USING THE INFORMATION
1. Copy the assign-deassign email word for word, between "Date: Tue Apr" and "that is needed.", inclusive.
2. Write the next part of the email about assign-deassign and Draft 5, starting right after its final line.

GIVEN PASSAGE
Subject: Assign-Deassign Notes & Two iff typos in Draft 5
From: Clifford E. Cummings (cliffc@sunburst-design.com)
Date: Tue Apr 16 2002 - 13:57:27 PDT
I have a very different opinion of assign-deassign gained from very painful
experience.
I will not shed a tear at the deprecation of assign-deassign.
At 01:40 PM 4/16/02 -0700, Stuart Sutherland wrote:
>I vote NO to #2, deprecating procedural assign/deassign. I feel there are
>rare circumstances where this construct models functionality that is needed.
I always issue this challenge. Show me an example where this is needed. I
claim I can do it better another way.
>I feel force/release is not a suitable substitute, as it is solely
>intended as a verification and debug construct.
Not entirely true. I have used force/release in code for flip-flops with
both asynchronous set and reset and also for flip-flops with NO set or reset:
// Clock divider with no reset - starts and stays unknown
always @(posedge clk)
q <= ~q;
// Put the flip-flop into a known state for simulation
initial begin
force q = 0;
@(posedge clk) release q;
end
>I have done benchmarks (albeit a long time ago) that show assign/deassign
>provide significantly better simulation performance than can be obtained
>using procedural assignments.
In modern simulators, the difference is much smaller. Consider the
following example:
always @(rst_n)
if (!rst_n) assign q = 0;
else deassign q;
always @(posedge clk)
q = d;
The performance improvement usually comes from the fact that during the
active-assign, the second always block can be ignored (ignoring all of
those clk edges during a reset).
SystemVerilog added a similar capability, as shown on page 40 of Draft 5
(model slightly modified):
always_ff @(posedge clk iff rst_n or negedge rst_n)

DATASET EXCERPTS
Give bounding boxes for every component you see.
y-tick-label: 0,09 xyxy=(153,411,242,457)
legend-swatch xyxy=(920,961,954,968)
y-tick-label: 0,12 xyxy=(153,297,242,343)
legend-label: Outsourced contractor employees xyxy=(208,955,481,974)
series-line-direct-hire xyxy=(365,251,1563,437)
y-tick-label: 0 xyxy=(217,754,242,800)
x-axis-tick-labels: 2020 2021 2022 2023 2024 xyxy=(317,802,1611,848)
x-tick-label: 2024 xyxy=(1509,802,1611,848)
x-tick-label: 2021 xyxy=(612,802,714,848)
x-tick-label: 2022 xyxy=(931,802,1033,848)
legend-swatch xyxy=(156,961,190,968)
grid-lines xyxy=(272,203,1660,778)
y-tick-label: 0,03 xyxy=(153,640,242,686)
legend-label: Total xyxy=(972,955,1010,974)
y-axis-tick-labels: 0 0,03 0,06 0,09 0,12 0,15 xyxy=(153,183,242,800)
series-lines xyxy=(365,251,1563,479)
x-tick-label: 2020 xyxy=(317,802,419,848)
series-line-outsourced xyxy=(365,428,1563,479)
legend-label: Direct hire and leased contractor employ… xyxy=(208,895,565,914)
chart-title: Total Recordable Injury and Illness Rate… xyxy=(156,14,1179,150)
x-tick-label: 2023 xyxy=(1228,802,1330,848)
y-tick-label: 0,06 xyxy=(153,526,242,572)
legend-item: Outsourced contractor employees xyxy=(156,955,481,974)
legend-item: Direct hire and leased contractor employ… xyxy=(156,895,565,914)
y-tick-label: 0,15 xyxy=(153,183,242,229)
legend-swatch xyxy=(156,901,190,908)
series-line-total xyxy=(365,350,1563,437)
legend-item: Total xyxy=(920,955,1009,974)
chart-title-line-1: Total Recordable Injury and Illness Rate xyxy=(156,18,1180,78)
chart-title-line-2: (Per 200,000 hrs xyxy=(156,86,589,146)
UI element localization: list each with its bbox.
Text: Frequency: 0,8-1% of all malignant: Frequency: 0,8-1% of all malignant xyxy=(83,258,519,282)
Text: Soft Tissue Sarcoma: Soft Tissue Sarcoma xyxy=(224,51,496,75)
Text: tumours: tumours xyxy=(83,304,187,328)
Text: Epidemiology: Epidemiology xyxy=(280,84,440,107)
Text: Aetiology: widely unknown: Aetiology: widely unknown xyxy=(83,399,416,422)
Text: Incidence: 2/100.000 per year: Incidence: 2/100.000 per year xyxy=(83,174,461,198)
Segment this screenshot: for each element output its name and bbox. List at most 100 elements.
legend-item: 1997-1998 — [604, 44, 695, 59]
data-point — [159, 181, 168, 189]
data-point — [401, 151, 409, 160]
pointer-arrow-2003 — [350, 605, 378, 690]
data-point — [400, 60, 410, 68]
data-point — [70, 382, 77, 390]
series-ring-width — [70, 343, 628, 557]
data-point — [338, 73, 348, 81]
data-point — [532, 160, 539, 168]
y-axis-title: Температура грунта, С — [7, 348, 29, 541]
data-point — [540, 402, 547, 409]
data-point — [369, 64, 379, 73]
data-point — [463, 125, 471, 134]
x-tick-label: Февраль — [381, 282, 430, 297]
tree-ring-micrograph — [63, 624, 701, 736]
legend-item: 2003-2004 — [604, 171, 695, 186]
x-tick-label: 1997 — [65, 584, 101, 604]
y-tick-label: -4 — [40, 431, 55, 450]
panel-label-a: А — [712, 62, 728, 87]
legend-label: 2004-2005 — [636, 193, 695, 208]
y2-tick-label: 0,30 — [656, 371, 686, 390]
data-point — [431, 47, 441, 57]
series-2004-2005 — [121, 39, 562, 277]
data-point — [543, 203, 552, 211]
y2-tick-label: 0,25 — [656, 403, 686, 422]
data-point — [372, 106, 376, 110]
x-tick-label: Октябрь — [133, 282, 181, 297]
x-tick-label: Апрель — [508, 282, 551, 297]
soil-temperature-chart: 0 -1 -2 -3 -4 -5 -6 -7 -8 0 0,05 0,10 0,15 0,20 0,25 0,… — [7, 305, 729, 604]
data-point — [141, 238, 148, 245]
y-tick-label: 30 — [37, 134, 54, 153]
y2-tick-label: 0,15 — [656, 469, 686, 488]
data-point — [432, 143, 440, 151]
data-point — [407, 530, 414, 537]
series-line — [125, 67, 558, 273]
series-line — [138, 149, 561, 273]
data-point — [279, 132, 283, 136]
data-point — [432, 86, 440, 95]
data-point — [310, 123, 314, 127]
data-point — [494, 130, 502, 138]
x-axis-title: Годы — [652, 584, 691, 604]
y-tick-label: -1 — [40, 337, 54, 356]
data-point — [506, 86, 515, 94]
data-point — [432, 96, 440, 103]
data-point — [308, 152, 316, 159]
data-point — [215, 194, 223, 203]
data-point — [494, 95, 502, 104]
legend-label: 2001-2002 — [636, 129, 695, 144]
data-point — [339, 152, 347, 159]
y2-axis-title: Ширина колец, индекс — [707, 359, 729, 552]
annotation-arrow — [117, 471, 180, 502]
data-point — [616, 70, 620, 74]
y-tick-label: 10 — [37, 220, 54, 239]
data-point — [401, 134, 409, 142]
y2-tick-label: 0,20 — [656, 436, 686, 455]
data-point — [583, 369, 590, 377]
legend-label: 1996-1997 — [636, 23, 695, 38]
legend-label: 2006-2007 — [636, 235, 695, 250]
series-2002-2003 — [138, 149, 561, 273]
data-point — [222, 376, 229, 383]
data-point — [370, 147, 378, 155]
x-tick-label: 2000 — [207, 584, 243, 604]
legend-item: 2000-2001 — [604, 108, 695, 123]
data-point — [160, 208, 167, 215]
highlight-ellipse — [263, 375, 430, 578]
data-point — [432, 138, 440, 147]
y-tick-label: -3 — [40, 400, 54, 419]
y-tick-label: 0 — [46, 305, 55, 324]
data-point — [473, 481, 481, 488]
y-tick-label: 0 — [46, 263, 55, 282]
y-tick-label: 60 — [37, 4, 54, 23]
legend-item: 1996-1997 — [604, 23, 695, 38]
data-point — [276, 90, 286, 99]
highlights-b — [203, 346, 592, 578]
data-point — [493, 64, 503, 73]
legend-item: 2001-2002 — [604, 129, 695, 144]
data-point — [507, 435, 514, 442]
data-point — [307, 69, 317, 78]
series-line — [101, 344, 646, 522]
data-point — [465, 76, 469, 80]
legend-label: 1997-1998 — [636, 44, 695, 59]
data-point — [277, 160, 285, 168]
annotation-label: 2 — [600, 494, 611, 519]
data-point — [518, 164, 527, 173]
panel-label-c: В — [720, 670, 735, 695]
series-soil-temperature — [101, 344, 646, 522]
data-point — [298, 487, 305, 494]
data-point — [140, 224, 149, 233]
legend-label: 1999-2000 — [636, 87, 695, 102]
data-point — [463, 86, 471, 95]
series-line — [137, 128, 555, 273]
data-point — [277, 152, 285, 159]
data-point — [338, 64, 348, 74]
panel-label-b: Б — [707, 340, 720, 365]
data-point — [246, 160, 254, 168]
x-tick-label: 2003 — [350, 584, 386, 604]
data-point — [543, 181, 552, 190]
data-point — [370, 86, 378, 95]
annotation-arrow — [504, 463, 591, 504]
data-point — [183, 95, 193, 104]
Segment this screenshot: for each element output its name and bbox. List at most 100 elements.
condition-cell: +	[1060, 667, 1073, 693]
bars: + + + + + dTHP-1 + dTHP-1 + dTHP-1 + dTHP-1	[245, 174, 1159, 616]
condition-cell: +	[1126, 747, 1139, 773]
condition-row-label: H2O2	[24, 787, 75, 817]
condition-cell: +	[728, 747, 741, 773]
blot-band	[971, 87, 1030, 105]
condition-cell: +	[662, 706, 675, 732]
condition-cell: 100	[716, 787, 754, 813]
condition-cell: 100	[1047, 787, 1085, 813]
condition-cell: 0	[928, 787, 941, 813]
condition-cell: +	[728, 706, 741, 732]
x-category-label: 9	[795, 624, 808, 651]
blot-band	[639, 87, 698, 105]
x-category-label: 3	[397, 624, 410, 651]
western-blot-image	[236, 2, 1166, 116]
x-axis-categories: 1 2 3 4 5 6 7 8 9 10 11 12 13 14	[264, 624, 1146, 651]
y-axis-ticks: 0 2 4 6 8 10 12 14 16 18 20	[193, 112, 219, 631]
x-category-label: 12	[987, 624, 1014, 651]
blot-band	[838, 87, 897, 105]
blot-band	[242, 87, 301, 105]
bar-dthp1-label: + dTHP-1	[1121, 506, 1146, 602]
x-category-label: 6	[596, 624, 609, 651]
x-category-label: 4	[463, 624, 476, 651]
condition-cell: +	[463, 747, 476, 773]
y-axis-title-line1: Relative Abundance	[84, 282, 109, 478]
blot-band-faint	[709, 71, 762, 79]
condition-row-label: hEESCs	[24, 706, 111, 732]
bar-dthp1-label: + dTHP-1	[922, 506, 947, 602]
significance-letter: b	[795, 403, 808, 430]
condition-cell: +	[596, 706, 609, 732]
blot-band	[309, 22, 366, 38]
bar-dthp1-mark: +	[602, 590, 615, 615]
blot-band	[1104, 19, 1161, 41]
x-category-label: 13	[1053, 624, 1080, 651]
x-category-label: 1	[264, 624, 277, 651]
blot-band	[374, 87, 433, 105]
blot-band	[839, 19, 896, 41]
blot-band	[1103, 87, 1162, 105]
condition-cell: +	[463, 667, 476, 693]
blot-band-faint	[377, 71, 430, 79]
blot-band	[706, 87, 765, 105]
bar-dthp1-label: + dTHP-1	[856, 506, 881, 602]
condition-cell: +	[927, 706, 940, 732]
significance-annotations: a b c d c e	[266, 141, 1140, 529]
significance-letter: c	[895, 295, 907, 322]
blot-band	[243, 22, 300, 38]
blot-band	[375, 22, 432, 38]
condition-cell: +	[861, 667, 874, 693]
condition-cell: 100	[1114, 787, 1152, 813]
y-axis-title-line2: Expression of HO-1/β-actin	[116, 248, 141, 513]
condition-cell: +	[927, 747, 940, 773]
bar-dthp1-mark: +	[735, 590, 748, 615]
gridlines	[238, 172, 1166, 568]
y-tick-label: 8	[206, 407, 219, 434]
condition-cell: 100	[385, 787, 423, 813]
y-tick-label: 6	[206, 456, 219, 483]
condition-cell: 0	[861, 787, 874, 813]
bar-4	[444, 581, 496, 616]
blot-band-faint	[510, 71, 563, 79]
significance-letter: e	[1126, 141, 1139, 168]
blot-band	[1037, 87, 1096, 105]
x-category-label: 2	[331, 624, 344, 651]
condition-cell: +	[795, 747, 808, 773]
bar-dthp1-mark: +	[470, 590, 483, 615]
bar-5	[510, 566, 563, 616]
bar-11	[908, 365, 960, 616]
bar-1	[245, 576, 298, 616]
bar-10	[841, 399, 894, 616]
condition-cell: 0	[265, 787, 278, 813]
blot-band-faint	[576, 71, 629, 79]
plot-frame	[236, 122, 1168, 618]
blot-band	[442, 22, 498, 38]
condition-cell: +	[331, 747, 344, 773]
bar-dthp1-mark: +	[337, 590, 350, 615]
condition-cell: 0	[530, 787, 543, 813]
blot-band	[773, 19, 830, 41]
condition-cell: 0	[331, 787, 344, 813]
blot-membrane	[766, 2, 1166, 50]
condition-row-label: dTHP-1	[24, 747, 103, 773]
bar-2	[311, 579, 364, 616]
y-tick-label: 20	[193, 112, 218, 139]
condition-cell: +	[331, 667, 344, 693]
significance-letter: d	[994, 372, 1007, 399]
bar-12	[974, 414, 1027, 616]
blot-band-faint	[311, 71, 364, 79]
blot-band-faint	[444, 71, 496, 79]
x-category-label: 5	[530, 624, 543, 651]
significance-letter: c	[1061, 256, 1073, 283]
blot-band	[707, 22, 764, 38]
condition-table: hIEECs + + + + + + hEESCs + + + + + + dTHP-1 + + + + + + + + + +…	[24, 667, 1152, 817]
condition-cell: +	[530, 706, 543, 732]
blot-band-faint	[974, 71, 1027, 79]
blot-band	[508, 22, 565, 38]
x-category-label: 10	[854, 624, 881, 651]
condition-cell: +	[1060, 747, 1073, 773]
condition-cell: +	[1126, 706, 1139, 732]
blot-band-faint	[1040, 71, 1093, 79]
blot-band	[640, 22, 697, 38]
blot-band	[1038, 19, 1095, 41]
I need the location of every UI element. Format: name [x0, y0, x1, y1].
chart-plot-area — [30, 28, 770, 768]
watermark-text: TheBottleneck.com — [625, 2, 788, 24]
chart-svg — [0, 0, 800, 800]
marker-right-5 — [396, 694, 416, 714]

ANSWERS TO THE EXERCISE
1.
Date: Tue Apr 16 2002 - 13:57:27 PDT
I have a very different opinion of assign-deassign gained from very painful
experience.
I will not shed a tear at the deprecation of assign-deassign.
At 01:40 PM 4/16/02 -0700, Stuart Sutherland wrote:
>I vote NO to #2, deprecating procedural assign/deassign. I feel there are
>rare circumstances where this construct models functionality that is needed.

2.
if (!rst_n) q <= 0;
else q <= d;
An intelligent simulator will similarly ignore the posedge clk during
active rst_n and achieve better simulator performance.
TYPO (Draft 5, page 29, paragraph after the latch example)
WAS: "in this case when rst ==0"
PROPOSED: "in this case when enable == 1"
TYPO?? (Draft 5, page 40, last paragraph of section 10.4)
WAS: "The always_ff block imposes the restriction that only one event
control is allowed."
I see two event controls in the always_ff example above this paragraph.
>I think that as we push to higher levels of abstracts--the aim of
>SystemVerilog--there may be new and appropriate and not yet thought of
>uses for assign/deassign. The only reason assign/deassign are not used at
>the RTL level is because Synopsys chose not to support the deassign
>portion in synthesis.At least one other synthesis tool, Synergy, did
>support assign/deassign, but alas, that tool never gained enough market
>share to set the de facto synthesizable subset. Still, Synergy proved
>that assign/deassign can be realized in logic.
Synopsys chose not to support either procedural assign or deassign, and for
good reason.
Synergy required assign and deassign because if I remember correctly, the
reset functionality had to be modeled in one always block with assign and
deassign, separate from the clock assignment in a second always block. I
believe the Synopsys flip-flop coding style was illegal in Synergy (I could
look up my old Synergy notes if anybody is really that interested). This
violates my guideline to not make RTL assignments to the same variable from
more than one always block.
It did work in Synergy and as long as it was confined to just two always
blocks located next to each other, it was not too bad.
I had to help one customer change their old Synergy RTL model to a Synopsys
RTL model. The model was big and the assigns and deassigns where numerous
and spread throughout the design. In the end, I found it impossible to tell
which assign had priority over the other assigns (required a more complex
analysis of the control signals to determine which control signals had
priority over others). It was a mess and I am not convinced that Synergy
was really implementing the correct functionality.
I applaud Synopsys for never supporting procedural assign/deassign.